● What you need to do: Extract all lines from the data beneath that include the word "objects".

● Record set:
____________________
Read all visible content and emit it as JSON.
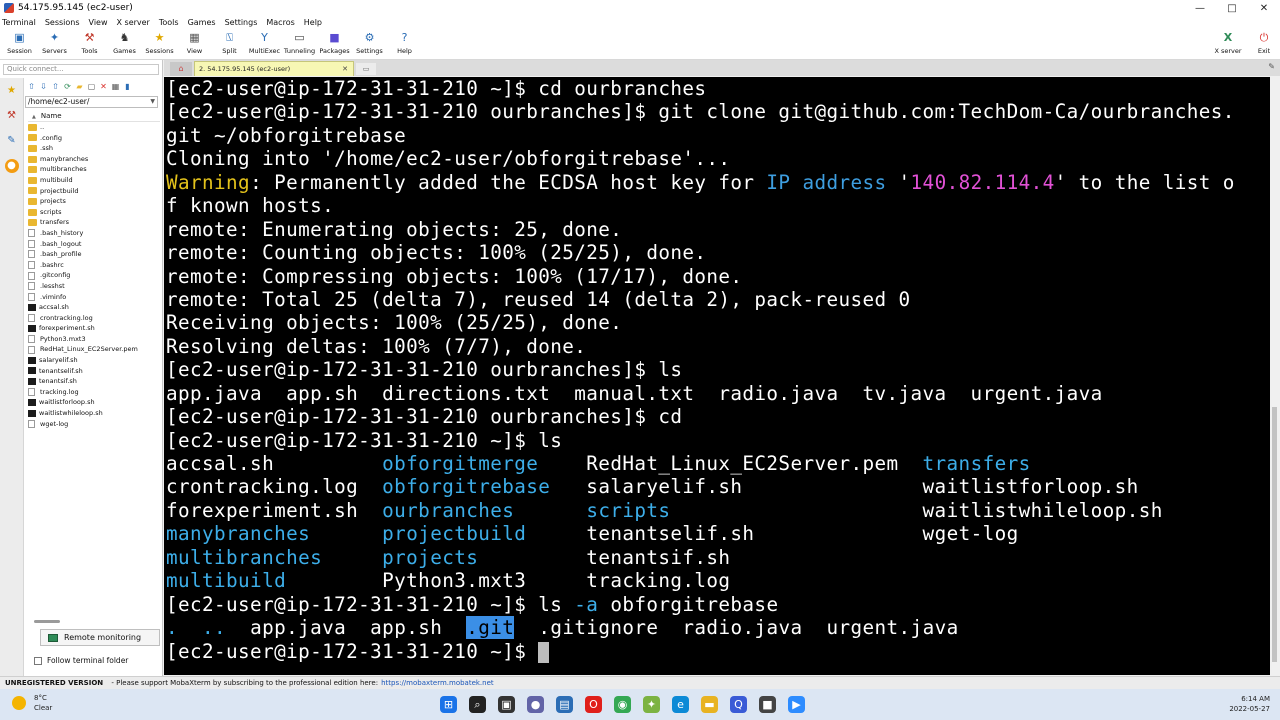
{
  "window": {
    "title": "54.175.95.145 (ec2-user)",
    "minimize": "—",
    "maximize": "□",
    "close": "✕"
  },
  "menu": [
    "Terminal",
    "Sessions",
    "View",
    "X server",
    "Tools",
    "Games",
    "Settings",
    "Macros",
    "Help"
  ],
  "toolbar": {
    "buttons": [
      {
        "label": "Session",
        "icon": "session-icon",
        "glyph": "▣",
        "color": "#2b6db5"
      },
      {
        "label": "Servers",
        "icon": "servers-icon",
        "glyph": "✦",
        "color": "#2b6db5"
      },
      {
        "label": "Tools",
        "icon": "tools-icon",
        "glyph": "⚒",
        "color": "#c0392b"
      },
      {
        "label": "Games",
        "icon": "games-icon",
        "glyph": "♞",
        "color": "#333333"
      },
      {
        "label": "Sessions",
        "icon": "star-icon",
        "glyph": "★",
        "color": "#e0a800"
      },
      {
        "label": "View",
        "icon": "view-icon",
        "glyph": "▦",
        "color": "#555555"
      },
      {
        "label": "Split",
        "icon": "split-icon",
        "glyph": "⍂",
        "color": "#2b6db5"
      },
      {
        "label": "MultiExec",
        "icon": "multiexec-icon",
        "glyph": "Y",
        "color": "#2b6db5"
      },
      {
        "label": "Tunneling",
        "icon": "tunneling-icon",
        "glyph": "▭",
        "color": "#444444"
      },
      {
        "label": "Packages",
        "icon": "packages-icon",
        "glyph": "■",
        "color": "#5a4bd1"
      },
      {
        "label": "Settings",
        "icon": "settings-icon",
        "glyph": "⚙",
        "color": "#2b6db5"
      },
      {
        "label": "Help",
        "icon": "help-icon",
        "glyph": "?",
        "color": "#2b6db5"
      }
    ],
    "xserver": {
      "label": "X server",
      "glyph": "X",
      "color": "#2e8b57"
    },
    "exit": {
      "label": "Exit",
      "glyph": "⏻",
      "color": "#d9302b"
    }
  },
  "sidebar": {
    "quick_connect_placeholder": "Quick connect...",
    "path": "/home/ec2-user/",
    "column_header": "Name",
    "files": [
      {
        "name": "..",
        "type": "up"
      },
      {
        "name": ".config",
        "type": "folder"
      },
      {
        "name": ".ssh",
        "type": "folder"
      },
      {
        "name": "manybranches",
        "type": "folder"
      },
      {
        "name": "multibranches",
        "type": "folder"
      },
      {
        "name": "multibuild",
        "type": "folder"
      },
      {
        "name": "projectbuild",
        "type": "folder"
      },
      {
        "name": "projects",
        "type": "folder"
      },
      {
        "name": "scripts",
        "type": "folder"
      },
      {
        "name": "transfers",
        "type": "folder"
      },
      {
        "name": ".bash_history",
        "type": "file"
      },
      {
        "name": ".bash_logout",
        "type": "file"
      },
      {
        "name": ".bash_profile",
        "type": "file"
      },
      {
        "name": ".bashrc",
        "type": "file"
      },
      {
        "name": ".gitconfig",
        "type": "file"
      },
      {
        "name": ".lesshst",
        "type": "file"
      },
      {
        "name": ".viminfo",
        "type": "file"
      },
      {
        "name": "accsal.sh",
        "type": "exe"
      },
      {
        "name": "crontracking.log",
        "type": "file"
      },
      {
        "name": "forexperiment.sh",
        "type": "exe"
      },
      {
        "name": "Python3.mxt3",
        "type": "file"
      },
      {
        "name": "RedHat_Linux_EC2Server.pem",
        "type": "file"
      },
      {
        "name": "salaryelif.sh",
        "type": "exe"
      },
      {
        "name": "tenantselif.sh",
        "type": "exe"
      },
      {
        "name": "tenantsif.sh",
        "type": "exe"
      },
      {
        "name": "tracking.log",
        "type": "file"
      },
      {
        "name": "waitlistforloop.sh",
        "type": "exe"
      },
      {
        "name": "waitlistwhileloop.sh",
        "type": "exe"
      },
      {
        "name": "wget-log",
        "type": "file"
      }
    ],
    "remote_monitoring": "Remote monitoring",
    "follow_folder": "Follow terminal folder"
  },
  "tabs": {
    "session_tab": "2. 54.175.95.145 (ec2-user)",
    "close": "✕"
  },
  "terminal": {
    "lines": [
      [
        {
          "t": "[ec2-user@ip-172-31-31-210 ~]$ cd ourbranches"
        }
      ],
      [
        {
          "t": "[ec2-user@ip-172-31-31-210 ourbranches]$ git clone git@github.com:TechDom-Ca/ourbranches."
        }
      ],
      [
        {
          "t": "git ~/obforgitrebase"
        }
      ],
      [
        {
          "t": "Cloning into '/home/ec2-user/obforgitrebase'..."
        }
      ],
      [
        {
          "t": "Warning",
          "c": "c-yellow"
        },
        {
          "t": ": Permanently added the ECDSA host key for "
        },
        {
          "t": "IP address",
          "c": "c-blue"
        },
        {
          "t": " '"
        },
        {
          "t": "140.82.114.4",
          "c": "c-magenta"
        },
        {
          "t": "' to the list o"
        }
      ],
      [
        {
          "t": "f known hosts."
        }
      ],
      [
        {
          "t": "remote: Enumerating objects: 25, done."
        }
      ],
      [
        {
          "t": "remote: Counting objects: 100% (25/25), done."
        }
      ],
      [
        {
          "t": "remote: Compressing objects: 100% (17/17), done."
        }
      ],
      [
        {
          "t": "remote: Total 25 (delta 7), reused 14 (delta 2), pack-reused 0"
        }
      ],
      [
        {
          "t": "Receiving objects: 100% (25/25), done."
        }
      ],
      [
        {
          "t": "Resolving deltas: 100% (7/7), done."
        }
      ],
      [
        {
          "t": "[ec2-user@ip-172-31-31-210 ourbranches]$ ls"
        }
      ],
      [
        {
          "t": "app.java  app.sh  directions.txt  manual.txt  radio.java  tv.java  urgent.java"
        }
      ],
      [
        {
          "t": "[ec2-user@ip-172-31-31-210 ourbranches]$ cd"
        }
      ],
      [
        {
          "t": "[ec2-user@ip-172-31-31-210 ~]$ ls"
        }
      ],
      [
        {
          "t": "accsal.sh         "
        },
        {
          "t": "obforgitmerge",
          "c": "c-dir"
        },
        {
          "t": "    RedHat_Linux_EC2Server.pem  "
        },
        {
          "t": "transfers",
          "c": "c-dir"
        }
      ],
      [
        {
          "t": "crontracking.log  "
        },
        {
          "t": "obforgitrebase",
          "c": "c-dir"
        },
        {
          "t": "   salaryelif.sh               waitlistforloop.sh"
        }
      ],
      [
        {
          "t": "forexperiment.sh  "
        },
        {
          "t": "ourbranches",
          "c": "c-dir"
        },
        {
          "t": "      "
        },
        {
          "t": "scripts",
          "c": "c-dir"
        },
        {
          "t": "                     waitlistwhileloop.sh"
        }
      ],
      [
        {
          "t": "manybranches",
          "c": "c-dir"
        },
        {
          "t": "      "
        },
        {
          "t": "projectbuild",
          "c": "c-dir"
        },
        {
          "t": "     tenantselif.sh              wget-log"
        }
      ],
      [
        {
          "t": "multibranches",
          "c": "c-dir"
        },
        {
          "t": "     "
        },
        {
          "t": "projects",
          "c": "c-dir"
        },
        {
          "t": "         tenantsif.sh"
        }
      ],
      [
        {
          "t": "multibuild",
          "c": "c-dir"
        },
        {
          "t": "        Python3.mxt3     tracking.log"
        }
      ],
      [
        {
          "t": "[ec2-user@ip-172-31-31-210 ~]$ ls "
        },
        {
          "t": "-a",
          "c": "c-dir"
        },
        {
          "t": " obforgitrebase"
        }
      ],
      [
        {
          "t": ".",
          "c": "c-dir"
        },
        {
          "t": "  "
        },
        {
          "t": "..",
          "c": "c-dir"
        },
        {
          "t": "  app.java  app.sh  "
        },
        {
          "t": ".git",
          "c": "hl"
        },
        {
          "t": "  .gitignore  radio.java  urgent.java"
        }
      ],
      [
        {
          "t": "[ec2-user@ip-172-31-31-210 ~]$ "
        },
        {
          "cursor": true
        }
      ]
    ]
  },
  "status": {
    "edition": "UNREGISTERED VERSION",
    "message": "  -  Please support MobaXterm by subscribing to the professional edition here:",
    "link": "https://mobaxterm.mobatek.net"
  },
  "taskbar": {
    "weather_temp": "8°C",
    "weather_desc": "Clear",
    "time": "6:14 AM",
    "date": "2022-05-27",
    "apps": [
      {
        "name": "windows-start-icon",
        "glyph": "⊞",
        "color": "#1a73e8"
      },
      {
        "name": "search-icon",
        "glyph": "⌕",
        "color": "#222222"
      },
      {
        "name": "task-view-icon",
        "glyph": "▣",
        "color": "#333333"
      },
      {
        "name": "teams-icon",
        "glyph": "●",
        "color": "#6264a7"
      },
      {
        "name": "widgets-icon",
        "glyph": "▤",
        "color": "#2b6db5"
      },
      {
        "name": "opera-icon",
        "glyph": "O",
        "color": "#e0201b"
      },
      {
        "name": "chrome-icon",
        "glyph": "◉",
        "color": "#34a853"
      },
      {
        "name": "app-icon",
        "glyph": "✦",
        "color": "#7cb342"
      },
      {
        "name": "edge-icon",
        "glyph": "e",
        "color": "#0c8ad6"
      },
      {
        "name": "file-explorer-icon",
        "glyph": "▬",
        "color": "#e8b322"
      },
      {
        "name": "search-app-icon",
        "glyph": "Q",
        "color": "#3a5bd6"
      },
      {
        "name": "mobaxterm-icon",
        "glyph": "■",
        "color": "#444444"
      },
      {
        "name": "zoom-icon",
        "glyph": "▶",
        "color": "#2d8cff"
      }
    ]
  }
}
____________________
● Exercise answer:
          "t": "remote: Enumerating objects: 25, done."
          "t": "remote: Counting objects: 100% (25/25), done."
          "t": "remote: Compressing objects: 100% (17/17), done."
          "t": "Receiving objects: 100% (25/25), done."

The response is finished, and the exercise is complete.